>> BEGIN
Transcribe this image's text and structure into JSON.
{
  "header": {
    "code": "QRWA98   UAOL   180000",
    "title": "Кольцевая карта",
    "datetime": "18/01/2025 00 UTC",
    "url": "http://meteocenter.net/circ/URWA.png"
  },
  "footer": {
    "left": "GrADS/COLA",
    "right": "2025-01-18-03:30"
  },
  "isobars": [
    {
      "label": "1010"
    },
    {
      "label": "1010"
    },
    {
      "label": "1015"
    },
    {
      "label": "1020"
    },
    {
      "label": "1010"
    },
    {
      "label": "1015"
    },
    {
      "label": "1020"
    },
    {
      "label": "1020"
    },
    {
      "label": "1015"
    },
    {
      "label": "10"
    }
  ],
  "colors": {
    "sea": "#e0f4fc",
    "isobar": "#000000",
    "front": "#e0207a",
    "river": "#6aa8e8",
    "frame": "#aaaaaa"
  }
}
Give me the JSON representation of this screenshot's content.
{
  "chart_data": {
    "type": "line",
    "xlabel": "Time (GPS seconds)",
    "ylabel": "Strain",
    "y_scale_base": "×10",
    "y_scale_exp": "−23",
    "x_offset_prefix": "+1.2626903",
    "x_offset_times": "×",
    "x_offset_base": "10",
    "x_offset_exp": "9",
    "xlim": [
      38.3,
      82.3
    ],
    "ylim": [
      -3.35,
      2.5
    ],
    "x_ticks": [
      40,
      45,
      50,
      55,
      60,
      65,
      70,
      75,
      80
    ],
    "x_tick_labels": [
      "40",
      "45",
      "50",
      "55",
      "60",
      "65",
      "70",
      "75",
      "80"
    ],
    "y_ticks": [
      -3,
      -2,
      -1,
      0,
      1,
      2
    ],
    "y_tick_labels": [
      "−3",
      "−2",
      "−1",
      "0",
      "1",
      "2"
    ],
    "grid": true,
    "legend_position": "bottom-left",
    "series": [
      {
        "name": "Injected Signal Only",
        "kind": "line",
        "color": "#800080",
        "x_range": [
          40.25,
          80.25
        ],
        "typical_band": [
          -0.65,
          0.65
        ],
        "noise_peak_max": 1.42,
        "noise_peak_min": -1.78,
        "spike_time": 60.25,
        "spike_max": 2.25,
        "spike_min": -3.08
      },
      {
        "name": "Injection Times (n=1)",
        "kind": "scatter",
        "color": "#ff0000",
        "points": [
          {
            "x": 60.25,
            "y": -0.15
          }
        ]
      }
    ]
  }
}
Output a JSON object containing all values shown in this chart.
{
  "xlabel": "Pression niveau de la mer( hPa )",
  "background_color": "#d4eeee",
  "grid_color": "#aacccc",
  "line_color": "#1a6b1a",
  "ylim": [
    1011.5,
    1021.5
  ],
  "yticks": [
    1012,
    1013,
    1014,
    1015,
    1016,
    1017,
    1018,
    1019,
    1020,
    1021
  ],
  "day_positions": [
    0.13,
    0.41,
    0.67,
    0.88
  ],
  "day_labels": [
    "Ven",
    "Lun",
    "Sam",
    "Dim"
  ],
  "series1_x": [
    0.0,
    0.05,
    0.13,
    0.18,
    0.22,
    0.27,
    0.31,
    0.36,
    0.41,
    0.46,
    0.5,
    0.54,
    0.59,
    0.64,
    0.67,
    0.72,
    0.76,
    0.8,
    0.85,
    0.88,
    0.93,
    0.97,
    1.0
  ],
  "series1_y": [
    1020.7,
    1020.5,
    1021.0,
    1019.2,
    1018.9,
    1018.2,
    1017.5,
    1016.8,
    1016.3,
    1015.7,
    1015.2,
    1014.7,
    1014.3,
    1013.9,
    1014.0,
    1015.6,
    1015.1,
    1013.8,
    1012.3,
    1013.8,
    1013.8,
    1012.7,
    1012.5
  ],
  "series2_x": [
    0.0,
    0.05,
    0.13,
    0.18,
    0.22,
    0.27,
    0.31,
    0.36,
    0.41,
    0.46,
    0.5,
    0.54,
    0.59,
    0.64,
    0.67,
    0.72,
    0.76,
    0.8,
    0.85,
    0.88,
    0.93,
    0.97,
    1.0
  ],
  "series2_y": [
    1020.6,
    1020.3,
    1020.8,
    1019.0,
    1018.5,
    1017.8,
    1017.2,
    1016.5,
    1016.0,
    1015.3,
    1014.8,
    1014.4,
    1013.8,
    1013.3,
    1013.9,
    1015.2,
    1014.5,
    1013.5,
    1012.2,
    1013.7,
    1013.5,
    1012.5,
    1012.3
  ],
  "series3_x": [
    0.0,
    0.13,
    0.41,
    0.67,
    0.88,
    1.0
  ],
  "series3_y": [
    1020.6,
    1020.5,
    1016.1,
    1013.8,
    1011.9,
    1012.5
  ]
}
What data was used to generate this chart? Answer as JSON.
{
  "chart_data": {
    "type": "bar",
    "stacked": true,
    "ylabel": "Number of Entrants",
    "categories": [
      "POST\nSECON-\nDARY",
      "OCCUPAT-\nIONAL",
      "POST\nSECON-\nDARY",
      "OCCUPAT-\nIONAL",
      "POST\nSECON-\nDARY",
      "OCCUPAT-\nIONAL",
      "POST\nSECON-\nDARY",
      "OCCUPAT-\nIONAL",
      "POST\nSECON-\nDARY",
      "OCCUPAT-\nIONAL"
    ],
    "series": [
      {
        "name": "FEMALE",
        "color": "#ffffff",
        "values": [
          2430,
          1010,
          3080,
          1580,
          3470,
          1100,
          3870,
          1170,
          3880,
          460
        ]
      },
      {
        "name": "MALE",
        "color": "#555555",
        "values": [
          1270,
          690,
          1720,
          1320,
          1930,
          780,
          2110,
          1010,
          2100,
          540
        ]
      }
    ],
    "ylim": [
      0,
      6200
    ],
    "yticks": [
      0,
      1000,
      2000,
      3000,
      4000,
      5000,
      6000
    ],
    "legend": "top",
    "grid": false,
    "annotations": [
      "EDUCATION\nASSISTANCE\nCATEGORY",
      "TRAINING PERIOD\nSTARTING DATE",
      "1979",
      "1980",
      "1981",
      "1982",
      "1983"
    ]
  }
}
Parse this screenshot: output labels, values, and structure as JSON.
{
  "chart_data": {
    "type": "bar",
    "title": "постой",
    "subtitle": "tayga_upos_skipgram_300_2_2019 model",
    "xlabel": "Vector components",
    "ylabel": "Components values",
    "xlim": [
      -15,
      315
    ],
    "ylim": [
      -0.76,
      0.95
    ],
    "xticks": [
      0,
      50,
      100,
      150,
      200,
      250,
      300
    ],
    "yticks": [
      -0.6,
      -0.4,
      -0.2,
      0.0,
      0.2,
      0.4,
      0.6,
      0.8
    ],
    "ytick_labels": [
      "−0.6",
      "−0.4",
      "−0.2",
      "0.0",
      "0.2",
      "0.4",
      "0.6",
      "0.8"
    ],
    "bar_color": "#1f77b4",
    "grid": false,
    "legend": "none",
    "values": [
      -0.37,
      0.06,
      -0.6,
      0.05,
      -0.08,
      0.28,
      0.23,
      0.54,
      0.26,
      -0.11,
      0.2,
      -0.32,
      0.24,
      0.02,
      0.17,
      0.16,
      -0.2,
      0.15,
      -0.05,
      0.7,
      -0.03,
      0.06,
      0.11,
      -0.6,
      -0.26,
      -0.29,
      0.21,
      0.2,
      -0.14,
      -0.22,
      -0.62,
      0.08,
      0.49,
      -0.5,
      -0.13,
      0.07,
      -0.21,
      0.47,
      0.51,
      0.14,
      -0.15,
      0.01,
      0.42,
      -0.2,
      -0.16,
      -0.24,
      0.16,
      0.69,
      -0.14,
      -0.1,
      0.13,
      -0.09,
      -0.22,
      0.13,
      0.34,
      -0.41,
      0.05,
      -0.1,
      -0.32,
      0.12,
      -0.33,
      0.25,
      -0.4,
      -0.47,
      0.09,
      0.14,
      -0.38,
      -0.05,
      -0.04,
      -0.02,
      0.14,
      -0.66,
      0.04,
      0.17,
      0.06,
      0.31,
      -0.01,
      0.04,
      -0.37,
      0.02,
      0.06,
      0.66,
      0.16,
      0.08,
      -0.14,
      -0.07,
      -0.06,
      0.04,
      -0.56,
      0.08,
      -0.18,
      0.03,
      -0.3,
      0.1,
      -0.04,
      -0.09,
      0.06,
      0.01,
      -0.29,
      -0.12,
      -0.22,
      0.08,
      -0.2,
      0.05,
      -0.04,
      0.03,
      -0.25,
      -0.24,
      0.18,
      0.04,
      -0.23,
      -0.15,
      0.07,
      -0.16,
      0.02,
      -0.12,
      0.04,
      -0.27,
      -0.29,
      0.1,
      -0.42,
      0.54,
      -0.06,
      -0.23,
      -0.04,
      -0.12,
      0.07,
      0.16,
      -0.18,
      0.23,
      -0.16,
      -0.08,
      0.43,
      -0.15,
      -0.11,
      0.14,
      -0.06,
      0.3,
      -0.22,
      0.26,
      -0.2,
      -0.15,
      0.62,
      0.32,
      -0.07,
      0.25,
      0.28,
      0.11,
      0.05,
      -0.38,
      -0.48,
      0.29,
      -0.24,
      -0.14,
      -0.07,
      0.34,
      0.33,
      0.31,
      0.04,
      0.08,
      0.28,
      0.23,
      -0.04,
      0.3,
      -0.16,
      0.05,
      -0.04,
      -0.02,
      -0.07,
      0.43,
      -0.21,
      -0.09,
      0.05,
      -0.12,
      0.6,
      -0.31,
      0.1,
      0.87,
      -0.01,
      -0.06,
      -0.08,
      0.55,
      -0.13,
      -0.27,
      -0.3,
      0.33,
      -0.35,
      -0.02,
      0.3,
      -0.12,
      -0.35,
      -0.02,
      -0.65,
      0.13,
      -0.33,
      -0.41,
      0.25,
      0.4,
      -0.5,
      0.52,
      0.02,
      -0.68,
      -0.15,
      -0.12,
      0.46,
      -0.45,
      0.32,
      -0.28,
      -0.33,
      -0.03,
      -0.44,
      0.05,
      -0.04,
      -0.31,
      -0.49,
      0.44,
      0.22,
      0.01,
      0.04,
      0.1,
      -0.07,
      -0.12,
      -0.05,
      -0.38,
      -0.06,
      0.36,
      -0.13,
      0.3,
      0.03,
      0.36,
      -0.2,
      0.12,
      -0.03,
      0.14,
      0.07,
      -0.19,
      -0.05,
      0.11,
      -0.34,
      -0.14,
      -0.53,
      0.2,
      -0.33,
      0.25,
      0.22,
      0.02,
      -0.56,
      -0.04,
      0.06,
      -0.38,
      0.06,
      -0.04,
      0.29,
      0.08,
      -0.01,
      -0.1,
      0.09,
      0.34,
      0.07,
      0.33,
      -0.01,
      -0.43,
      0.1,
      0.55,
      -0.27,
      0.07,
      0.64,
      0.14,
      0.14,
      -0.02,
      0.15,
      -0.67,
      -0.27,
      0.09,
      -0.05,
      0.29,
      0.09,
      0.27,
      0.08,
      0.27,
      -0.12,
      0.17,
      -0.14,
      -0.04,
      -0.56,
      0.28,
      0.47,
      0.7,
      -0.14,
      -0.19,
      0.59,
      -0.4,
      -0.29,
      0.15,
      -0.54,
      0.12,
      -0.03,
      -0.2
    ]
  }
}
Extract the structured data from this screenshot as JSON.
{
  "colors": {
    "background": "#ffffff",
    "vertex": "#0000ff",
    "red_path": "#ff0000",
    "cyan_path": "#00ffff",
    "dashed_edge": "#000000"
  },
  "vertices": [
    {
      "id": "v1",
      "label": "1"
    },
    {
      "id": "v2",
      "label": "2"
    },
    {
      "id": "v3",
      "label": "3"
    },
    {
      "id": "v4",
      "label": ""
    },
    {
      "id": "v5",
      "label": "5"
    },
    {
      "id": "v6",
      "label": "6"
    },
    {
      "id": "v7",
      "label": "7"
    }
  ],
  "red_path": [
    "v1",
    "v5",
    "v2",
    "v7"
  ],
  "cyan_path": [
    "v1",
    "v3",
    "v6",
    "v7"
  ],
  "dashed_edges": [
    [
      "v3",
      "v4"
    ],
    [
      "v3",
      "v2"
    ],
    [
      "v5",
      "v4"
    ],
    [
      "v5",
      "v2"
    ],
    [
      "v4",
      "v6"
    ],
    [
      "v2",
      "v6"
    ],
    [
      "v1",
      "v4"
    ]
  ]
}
>> END
Read through the lines above and collect those that contain the string "xlabel".

▶ **Answer to the problem**:
    "xlabel": "Time (GPS seconds)",
  "xlabel": "Pression niveau de la mer( hPa )",
    "xlabel": "Vector components",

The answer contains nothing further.